# Given request
Copy each line below in which the string "name" occurs.

# Figure contents as structured data
┄┄┄┄┄┄┄┄┄┄
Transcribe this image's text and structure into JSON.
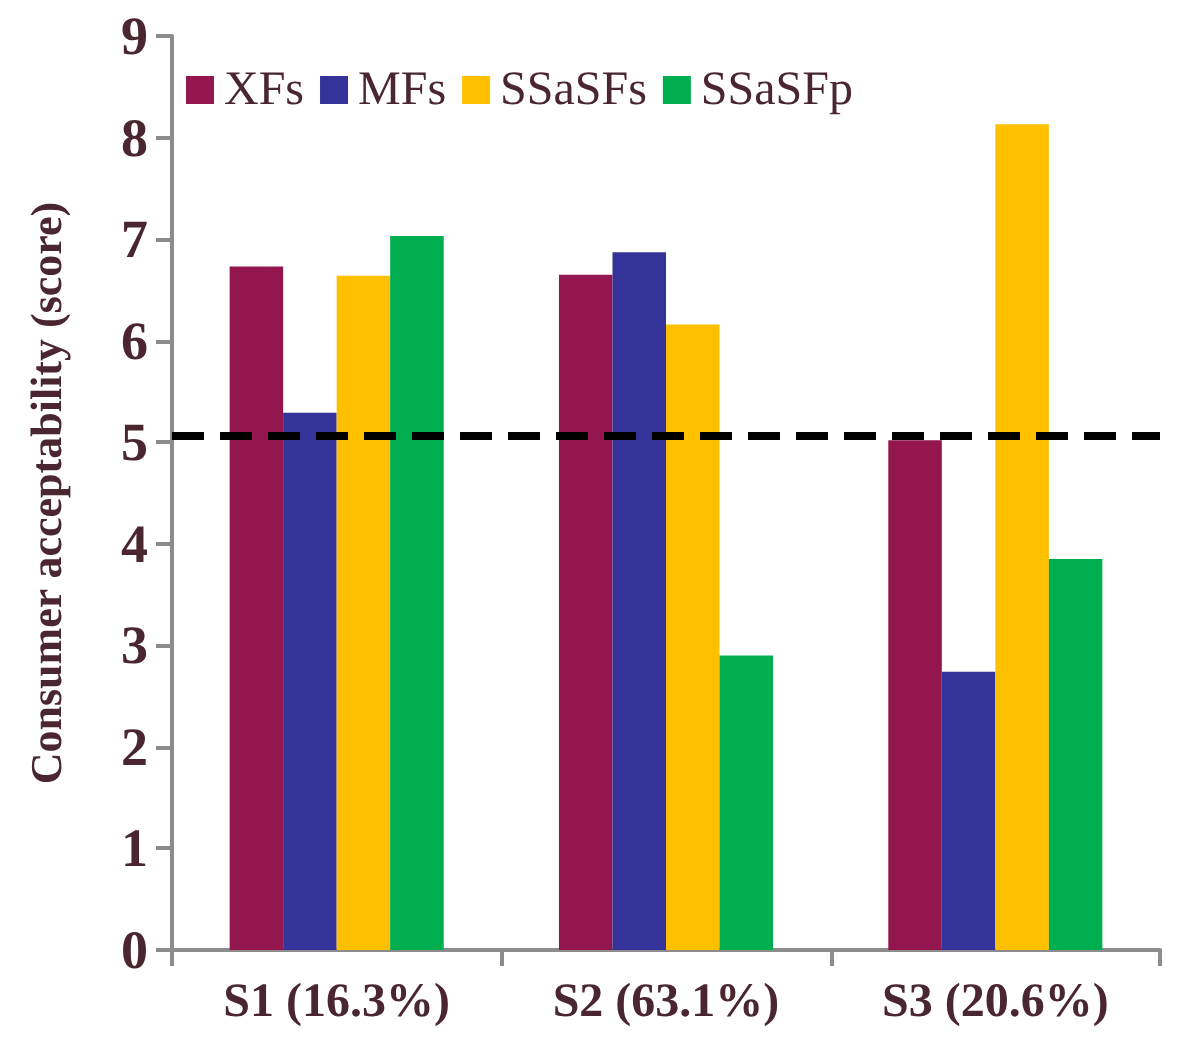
{
  "chart_data": {
    "type": "bar",
    "ylabel": "Consumer acceptability (score)",
    "categories": [
      "S1 (16.3%)",
      "S2 (63.1%)",
      "S3 (20.6%)"
    ],
    "series": [
      {
        "name": "XFs",
        "color": "#93174e",
        "values": [
          6.73,
          6.65,
          5.02
        ]
      },
      {
        "name": "MFs",
        "color": "#343399",
        "values": [
          5.29,
          6.87,
          2.74
        ]
      },
      {
        "name": "SSaSFs",
        "color": "#fec000",
        "values": [
          6.64,
          6.16,
          8.13
        ]
      },
      {
        "name": "SSaSFp",
        "color": "#00ae4f",
        "values": [
          7.03,
          2.9,
          3.85
        ]
      }
    ],
    "ylim": [
      0,
      9
    ],
    "yticks": [
      0,
      1,
      2,
      3,
      4,
      5,
      6,
      7,
      8,
      9
    ],
    "grid": false,
    "legend": "top",
    "ref_lines": [
      {
        "axis": "y",
        "value": 5.07,
        "color": "#000000",
        "line_style": "dashed"
      }
    ]
  }
}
┄┄┄┄┄┄┄┄┄┄
# Task output
        "name": "XFs",
        "name": "MFs",
        "name": "SSaSFs",
        "name": "SSaSFp",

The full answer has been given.